[Bounding box entries]
┄┄┄┄┄┄┄┄┄┄
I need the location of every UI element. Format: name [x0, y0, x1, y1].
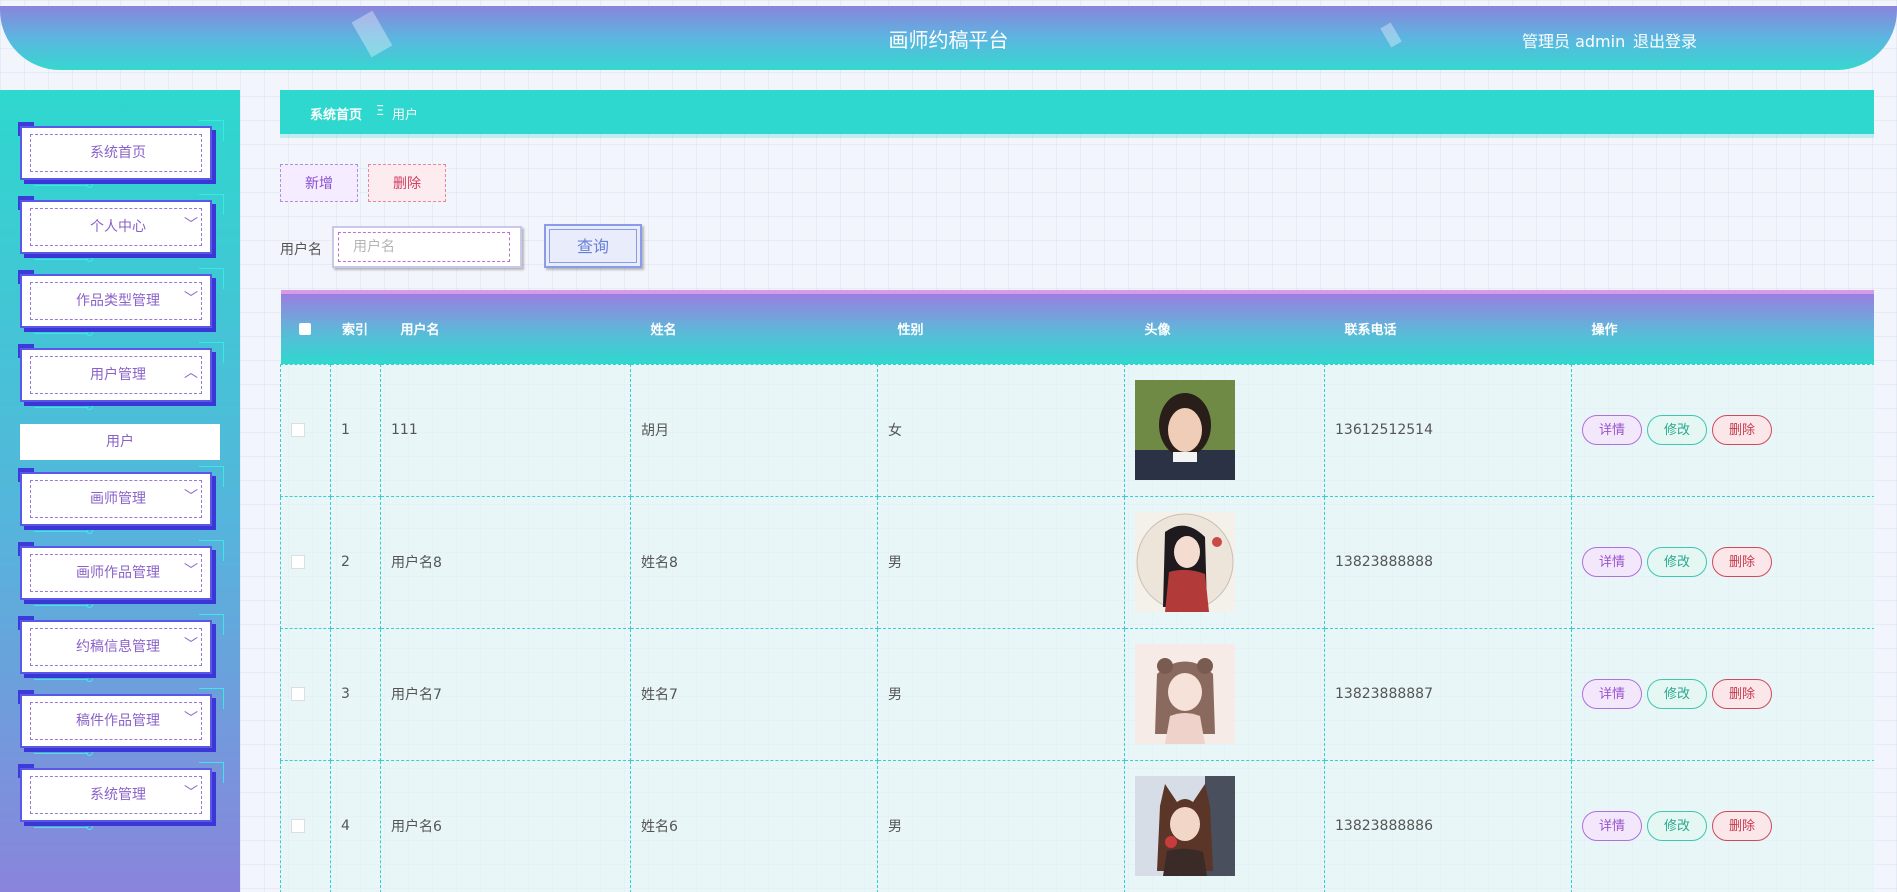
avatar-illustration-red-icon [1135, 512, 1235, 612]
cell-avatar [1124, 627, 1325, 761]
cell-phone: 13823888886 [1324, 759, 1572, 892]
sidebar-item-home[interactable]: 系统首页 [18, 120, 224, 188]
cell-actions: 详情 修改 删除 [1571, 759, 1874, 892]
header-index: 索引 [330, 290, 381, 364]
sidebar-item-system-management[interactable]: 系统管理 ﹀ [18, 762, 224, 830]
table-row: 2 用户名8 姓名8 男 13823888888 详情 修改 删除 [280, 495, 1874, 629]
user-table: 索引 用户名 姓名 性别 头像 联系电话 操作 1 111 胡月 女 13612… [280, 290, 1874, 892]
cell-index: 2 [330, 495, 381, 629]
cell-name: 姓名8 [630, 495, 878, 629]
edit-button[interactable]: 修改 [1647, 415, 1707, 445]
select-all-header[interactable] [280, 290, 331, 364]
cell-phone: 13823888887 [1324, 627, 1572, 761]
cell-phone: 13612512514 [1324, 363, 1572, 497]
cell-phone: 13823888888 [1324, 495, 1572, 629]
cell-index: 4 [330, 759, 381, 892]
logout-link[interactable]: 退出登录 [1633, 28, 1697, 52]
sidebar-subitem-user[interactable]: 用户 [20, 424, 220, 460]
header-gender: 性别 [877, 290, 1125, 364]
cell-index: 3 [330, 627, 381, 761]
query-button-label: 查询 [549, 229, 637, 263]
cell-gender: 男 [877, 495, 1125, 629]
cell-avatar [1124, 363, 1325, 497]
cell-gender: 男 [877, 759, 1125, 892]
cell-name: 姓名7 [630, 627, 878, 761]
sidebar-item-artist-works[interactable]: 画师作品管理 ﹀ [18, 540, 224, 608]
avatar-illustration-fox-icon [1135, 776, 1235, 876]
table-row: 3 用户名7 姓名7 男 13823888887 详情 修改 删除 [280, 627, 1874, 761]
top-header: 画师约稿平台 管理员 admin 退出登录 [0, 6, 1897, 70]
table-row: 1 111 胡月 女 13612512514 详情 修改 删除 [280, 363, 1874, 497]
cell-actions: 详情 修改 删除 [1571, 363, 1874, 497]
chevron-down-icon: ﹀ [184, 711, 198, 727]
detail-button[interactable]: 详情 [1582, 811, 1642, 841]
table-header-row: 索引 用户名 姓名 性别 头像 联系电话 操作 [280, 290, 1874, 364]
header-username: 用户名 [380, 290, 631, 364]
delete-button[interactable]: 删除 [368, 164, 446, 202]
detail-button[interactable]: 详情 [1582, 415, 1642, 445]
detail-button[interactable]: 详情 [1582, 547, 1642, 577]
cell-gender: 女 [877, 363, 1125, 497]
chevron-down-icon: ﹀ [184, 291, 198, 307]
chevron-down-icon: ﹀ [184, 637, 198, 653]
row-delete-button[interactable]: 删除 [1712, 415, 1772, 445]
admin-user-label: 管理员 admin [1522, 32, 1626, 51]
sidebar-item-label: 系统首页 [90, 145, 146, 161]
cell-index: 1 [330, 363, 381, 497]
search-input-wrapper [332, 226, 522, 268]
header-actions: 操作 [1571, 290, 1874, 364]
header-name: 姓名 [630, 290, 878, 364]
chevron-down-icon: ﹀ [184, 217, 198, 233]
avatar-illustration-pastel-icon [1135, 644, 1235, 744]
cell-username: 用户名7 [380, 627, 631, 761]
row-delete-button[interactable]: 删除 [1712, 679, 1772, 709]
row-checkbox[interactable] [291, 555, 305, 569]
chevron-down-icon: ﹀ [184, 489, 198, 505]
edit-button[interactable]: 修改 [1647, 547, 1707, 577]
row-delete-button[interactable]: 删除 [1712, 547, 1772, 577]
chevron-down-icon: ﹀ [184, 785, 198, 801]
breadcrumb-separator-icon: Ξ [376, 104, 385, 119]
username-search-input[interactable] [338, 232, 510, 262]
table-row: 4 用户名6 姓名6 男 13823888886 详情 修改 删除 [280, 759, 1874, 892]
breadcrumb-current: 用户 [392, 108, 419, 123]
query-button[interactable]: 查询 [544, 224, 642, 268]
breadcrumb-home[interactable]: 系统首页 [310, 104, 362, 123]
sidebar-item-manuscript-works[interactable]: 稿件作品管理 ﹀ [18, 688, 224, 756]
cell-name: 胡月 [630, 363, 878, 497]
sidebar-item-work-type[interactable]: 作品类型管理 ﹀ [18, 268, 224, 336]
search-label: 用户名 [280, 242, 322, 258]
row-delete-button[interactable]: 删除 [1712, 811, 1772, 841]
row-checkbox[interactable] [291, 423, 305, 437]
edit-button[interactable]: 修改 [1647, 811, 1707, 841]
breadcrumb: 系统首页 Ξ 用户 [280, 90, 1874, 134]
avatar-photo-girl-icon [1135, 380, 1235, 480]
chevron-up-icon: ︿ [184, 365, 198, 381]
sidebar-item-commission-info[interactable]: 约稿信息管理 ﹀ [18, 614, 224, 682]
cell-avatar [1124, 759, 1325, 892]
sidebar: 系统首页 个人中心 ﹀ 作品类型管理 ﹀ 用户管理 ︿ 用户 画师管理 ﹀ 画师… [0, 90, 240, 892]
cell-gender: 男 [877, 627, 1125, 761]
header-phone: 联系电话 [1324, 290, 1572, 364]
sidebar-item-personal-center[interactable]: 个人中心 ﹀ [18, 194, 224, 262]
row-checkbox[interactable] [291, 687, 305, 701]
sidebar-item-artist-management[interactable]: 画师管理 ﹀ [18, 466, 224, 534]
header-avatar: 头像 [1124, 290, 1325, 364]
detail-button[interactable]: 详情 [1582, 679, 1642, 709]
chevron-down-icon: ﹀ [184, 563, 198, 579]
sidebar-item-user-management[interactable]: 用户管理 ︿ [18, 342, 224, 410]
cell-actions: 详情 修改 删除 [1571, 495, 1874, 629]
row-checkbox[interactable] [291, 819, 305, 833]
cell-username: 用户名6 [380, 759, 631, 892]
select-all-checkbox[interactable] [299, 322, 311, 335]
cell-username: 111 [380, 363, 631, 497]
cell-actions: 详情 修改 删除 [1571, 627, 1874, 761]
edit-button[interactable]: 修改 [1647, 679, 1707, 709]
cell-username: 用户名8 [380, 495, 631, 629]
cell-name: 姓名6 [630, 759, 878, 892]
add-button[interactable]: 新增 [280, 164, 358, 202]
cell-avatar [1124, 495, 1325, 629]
┄┄┄┄┄┄┄┄┄┄
• [Written task]
Copy every one of these records line for line, leaving the pictures out of your answer.

• [Completed exercise]
I need the location of every UI element. Format: name [x0, y0, x1, y1].
avatar-illustration-red-icon [1135, 512, 1235, 612]
cell-avatar [1124, 627, 1325, 761]
cell-phone: 13823888886 [1324, 759, 1572, 892]
sidebar-item-home[interactable]: 系统首页 [18, 120, 224, 188]
cell-actions: 详情 修改 删除 [1571, 759, 1874, 892]
header-index: 索引 [330, 290, 381, 364]
sidebar-item-system-management[interactable]: 系统管理 ﹀ [18, 762, 224, 830]
table-row: 2 用户名8 姓名8 男 13823888888 详情 修改 删除 [280, 495, 1874, 629]
user-table: 索引 用户名 姓名 性别 头像 联系电话 操作 1 111 胡月 女 13612… [280, 290, 1874, 892]
cell-index: 2 [330, 495, 381, 629]
cell-name: 姓名8 [630, 495, 878, 629]
edit-button[interactable]: 修改 [1647, 415, 1707, 445]
select-all-header[interactable] [280, 290, 331, 364]
cell-phone: 13823888887 [1324, 627, 1572, 761]
cell-phone: 13612512514 [1324, 363, 1572, 497]
cell-phone: 13823888888 [1324, 495, 1572, 629]
cell-index: 4 [330, 759, 381, 892]
logout-link[interactable]: 退出登录 [1633, 28, 1697, 52]
sidebar-subitem-user[interactable]: 用户 [20, 424, 220, 460]
header-gender: 性别 [877, 290, 1125, 364]
cell-index: 3 [330, 627, 381, 761]
query-button-label: 查询 [549, 229, 637, 263]
cell-gender: 男 [877, 495, 1125, 629]
cell-avatar [1124, 363, 1325, 497]
cell-gender: 男 [877, 759, 1125, 892]
cell-name: 姓名7 [630, 627, 878, 761]
sidebar-item-artist-works[interactable]: 画师作品管理 ﹀ [18, 540, 224, 608]
avatar-illustration-fox-icon [1135, 776, 1235, 876]
table-row: 3 用户名7 姓名7 男 13823888887 详情 修改 删除 [280, 627, 1874, 761]
top-header: 画师约稿平台 管理员 admin 退出登录 [0, 6, 1897, 70]
table-row: 1 111 胡月 女 13612512514 详情 修改 删除 [280, 363, 1874, 497]
cell-actions: 详情 修改 删除 [1571, 363, 1874, 497]
chevron-down-icon: ﹀ [184, 711, 198, 727]
detail-button[interactable]: 详情 [1582, 811, 1642, 841]
table-header-row: 索引 用户名 姓名 性别 头像 联系电话 操作 [280, 290, 1874, 364]
header-username: 用户名 [380, 290, 631, 364]
delete-button[interactable]: 删除 [368, 164, 446, 202]
detail-button[interactable]: 详情 [1582, 415, 1642, 445]
detail-button[interactable]: 详情 [1582, 547, 1642, 577]
cell-gender: 女 [877, 363, 1125, 497]
chevron-down-icon: ﹀ [184, 291, 198, 307]
chevron-down-icon: ﹀ [184, 637, 198, 653]
row-delete-button[interactable]: 删除 [1712, 415, 1772, 445]
admin-user-label: 管理员 admin [1522, 32, 1626, 51]
sidebar-item-label: 系统首页 [90, 145, 146, 161]
cell-index: 1 [330, 363, 381, 497]
search-input-wrapper [332, 226, 522, 268]
header-actions: 操作 [1571, 290, 1874, 364]
header-name: 姓名 [630, 290, 878, 364]
chevron-down-icon: ﹀ [184, 217, 198, 233]
avatar-illustration-pastel-icon [1135, 644, 1235, 744]
cell-username: 用户名7 [380, 627, 631, 761]
row-delete-button[interactable]: 删除 [1712, 679, 1772, 709]
row-checkbox[interactable] [291, 555, 305, 569]
chevron-down-icon: ﹀ [184, 489, 198, 505]
edit-button[interactable]: 修改 [1647, 547, 1707, 577]
row-delete-button[interactable]: 删除 [1712, 547, 1772, 577]
chevron-down-icon: ﹀ [184, 785, 198, 801]
breadcrumb-separator-icon: Ξ [376, 104, 385, 119]
username-search-input[interactable] [338, 232, 510, 262]
table-row: 4 用户名6 姓名6 男 13823888886 详情 修改 删除 [280, 759, 1874, 892]
breadcrumb-current: 用户 [392, 108, 419, 123]
query-button[interactable]: 查询 [544, 224, 642, 268]
breadcrumb-home[interactable]: 系统首页 [310, 104, 362, 123]
sidebar-item-manuscript-works[interactable]: 稿件作品管理 ﹀ [18, 688, 224, 756]
cell-name: 胡月 [630, 363, 878, 497]
sidebar-item-work-type[interactable]: 作品类型管理 ﹀ [18, 268, 224, 336]
search-label: 用户名 [280, 242, 322, 258]
row-delete-button[interactable]: 删除 [1712, 811, 1772, 841]
row-checkbox[interactable] [291, 423, 305, 437]
edit-button[interactable]: 修改 [1647, 811, 1707, 841]
breadcrumb: 系统首页 Ξ 用户 [280, 90, 1874, 134]
avatar-photo-girl-icon [1135, 380, 1235, 480]
chevron-up-icon: ︿ [184, 365, 198, 381]
sidebar-item-commission-info[interactable]: 约稿信息管理 ﹀ [18, 614, 224, 682]
cell-avatar [1124, 759, 1325, 892]
sidebar: 系统首页 个人中心 ﹀ 作品类型管理 ﹀ 用户管理 ︿ 用户 画师管理 ﹀ 画师… [0, 90, 240, 892]
cell-gender: 男 [877, 627, 1125, 761]
header-phone: 联系电话 [1324, 290, 1572, 364]
sidebar-item-personal-center[interactable]: 个人中心 ﹀ [18, 194, 224, 262]
row-checkbox[interactable] [291, 687, 305, 701]
sidebar-item-artist-management[interactable]: 画师管理 ﹀ [18, 466, 224, 534]
header-avatar: 头像 [1124, 290, 1325, 364]
detail-button[interactable]: 详情 [1582, 679, 1642, 709]
chevron-down-icon: ﹀ [184, 563, 198, 579]
sidebar-item-user-management[interactable]: 用户管理 ︿ [18, 342, 224, 410]
cell-actions: 详情 修改 删除 [1571, 495, 1874, 629]
row-checkbox[interactable] [291, 819, 305, 833]
cell-username: 用户名6 [380, 759, 631, 892]
select-all-checkbox[interactable] [299, 322, 311, 335]
cell-username: 111 [380, 363, 631, 497]
cell-actions: 详情 修改 删除 [1571, 627, 1874, 761]
edit-button[interactable]: 修改 [1647, 679, 1707, 709]
cell-username: 用户名8 [380, 495, 631, 629]
cell-name: 姓名6 [630, 759, 878, 892]
add-button[interactable]: 新增 [280, 164, 358, 202]
cell-avatar [1124, 495, 1325, 629]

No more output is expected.